EXERCISE:
Repeat every line exactly, keeping the pictures out of the copy.

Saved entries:

------------------------------------------------

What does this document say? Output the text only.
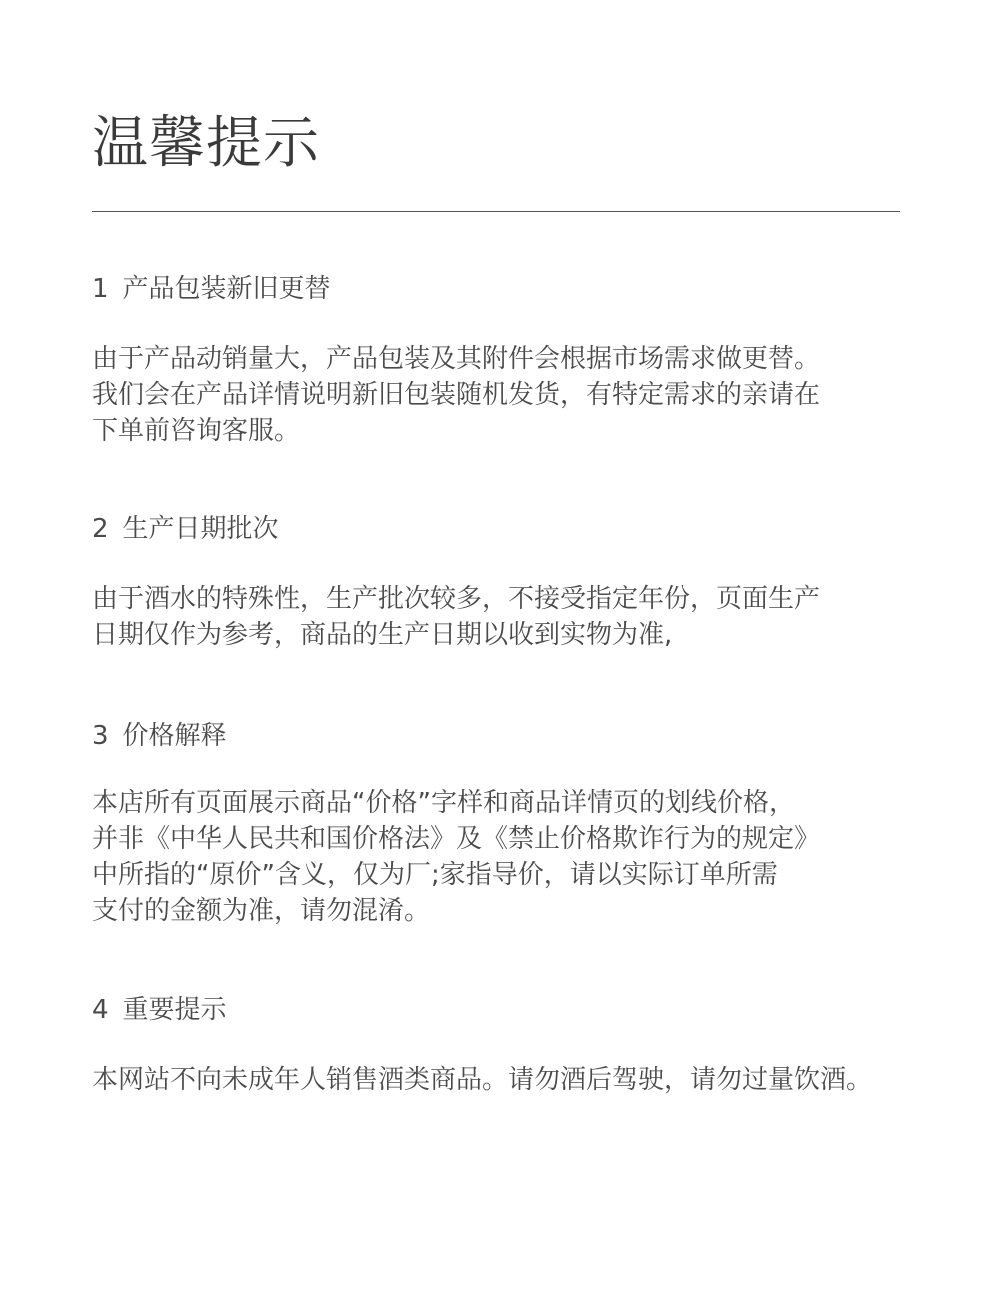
温馨提示
1 产品包装新旧更替
由于产品动销量大，产品包装及其附件会根据市场需求做更替。
我们会在产品详情说明新旧包装随机发货，有特定需求的亲请在
下单前咨询客服。
2 生产日期批次
由于酒水的特殊性，生产批次较多，不接受指定年份，页面生产
日期仅作为参考，商品的生产日期以收到实物为准,
3 价格解释
本店所有页面展示商品“价格”字样和商品详情页的划线价格，
并非《中华人民共和国价格法》及《禁止价格欺诈行为的规定》
中所指的“原价”含义，仅为厂;家指导价，请以实际订单所需
支付的金额为准，请勿混淆。
4 重要提示
本网站不向未成年人销售酒类商品。请勿酒后驾驶，请勿过量饮酒。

------------------------------------------------

ANSWER BELOW:
What does this document say? Output the text only.
温馨提示
1 产品包装新旧更替
由于产品动销量大，产品包装及其附件会根据市场需求做更替。
我们会在产品详情说明新旧包装随机发货，有特定需求的亲请在
下单前咨询客服。
2 生产日期批次
由于酒水的特殊性，生产批次较多，不接受指定年份，页面生产
日期仅作为参考，商品的生产日期以收到实物为准,
3 价格解释
本店所有页面展示商品“价格”字样和商品详情页的划线价格，
并非《中华人民共和国价格法》及《禁止价格欺诈行为的规定》
中所指的“原价”含义，仅为厂;家指导价，请以实际订单所需
支付的金额为准，请勿混淆。
4 重要提示
本网站不向未成年人销售酒类商品。请勿酒后驾驶，请勿过量饮酒。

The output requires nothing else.